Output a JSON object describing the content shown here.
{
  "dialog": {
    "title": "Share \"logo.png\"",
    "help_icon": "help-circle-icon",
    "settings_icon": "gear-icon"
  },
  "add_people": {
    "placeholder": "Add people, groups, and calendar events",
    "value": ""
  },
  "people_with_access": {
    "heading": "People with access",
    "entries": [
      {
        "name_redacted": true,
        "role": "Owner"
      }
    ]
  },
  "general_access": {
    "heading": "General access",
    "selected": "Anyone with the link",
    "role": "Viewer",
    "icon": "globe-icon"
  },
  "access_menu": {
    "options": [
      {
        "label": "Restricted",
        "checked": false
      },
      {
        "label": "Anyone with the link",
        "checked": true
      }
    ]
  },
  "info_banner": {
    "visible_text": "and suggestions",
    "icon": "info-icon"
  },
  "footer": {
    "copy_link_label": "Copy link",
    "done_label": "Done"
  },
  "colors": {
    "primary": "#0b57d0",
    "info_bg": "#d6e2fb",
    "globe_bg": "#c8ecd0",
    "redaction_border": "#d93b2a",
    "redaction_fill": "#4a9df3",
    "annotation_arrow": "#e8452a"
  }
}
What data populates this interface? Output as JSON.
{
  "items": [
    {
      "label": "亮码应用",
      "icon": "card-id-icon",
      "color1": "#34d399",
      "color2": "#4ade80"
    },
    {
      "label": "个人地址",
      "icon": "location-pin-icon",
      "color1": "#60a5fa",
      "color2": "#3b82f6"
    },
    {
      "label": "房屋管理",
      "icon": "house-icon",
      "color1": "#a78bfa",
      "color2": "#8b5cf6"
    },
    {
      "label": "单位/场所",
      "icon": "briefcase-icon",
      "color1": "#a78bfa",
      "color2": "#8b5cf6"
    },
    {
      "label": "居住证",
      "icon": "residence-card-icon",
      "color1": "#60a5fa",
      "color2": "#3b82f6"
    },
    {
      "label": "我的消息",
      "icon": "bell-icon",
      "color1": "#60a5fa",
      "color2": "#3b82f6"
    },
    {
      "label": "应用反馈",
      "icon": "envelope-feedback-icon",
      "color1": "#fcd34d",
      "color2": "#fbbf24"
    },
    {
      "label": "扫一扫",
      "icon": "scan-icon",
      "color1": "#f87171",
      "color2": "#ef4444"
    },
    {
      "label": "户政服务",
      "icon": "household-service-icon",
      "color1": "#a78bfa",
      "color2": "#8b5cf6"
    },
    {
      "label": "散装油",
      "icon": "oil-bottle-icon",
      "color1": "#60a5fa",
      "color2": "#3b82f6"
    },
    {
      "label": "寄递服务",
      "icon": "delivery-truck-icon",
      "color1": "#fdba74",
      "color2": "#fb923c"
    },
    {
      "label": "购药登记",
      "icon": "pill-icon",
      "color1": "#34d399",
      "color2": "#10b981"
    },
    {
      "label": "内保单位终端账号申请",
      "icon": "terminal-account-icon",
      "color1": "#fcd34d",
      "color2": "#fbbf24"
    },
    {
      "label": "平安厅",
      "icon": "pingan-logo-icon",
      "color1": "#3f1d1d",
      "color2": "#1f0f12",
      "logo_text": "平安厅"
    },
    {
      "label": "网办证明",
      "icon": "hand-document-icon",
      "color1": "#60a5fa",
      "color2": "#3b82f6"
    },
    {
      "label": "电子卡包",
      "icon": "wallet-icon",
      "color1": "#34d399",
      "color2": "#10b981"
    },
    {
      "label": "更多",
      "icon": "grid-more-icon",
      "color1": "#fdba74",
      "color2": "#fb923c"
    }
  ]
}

* _Problem description_: Look above for lines with the word "JSON" and copy them all.

* _Answer for this exercise_:
Output a JSON object describing the content shown here.
What data populates this interface? Output as JSON.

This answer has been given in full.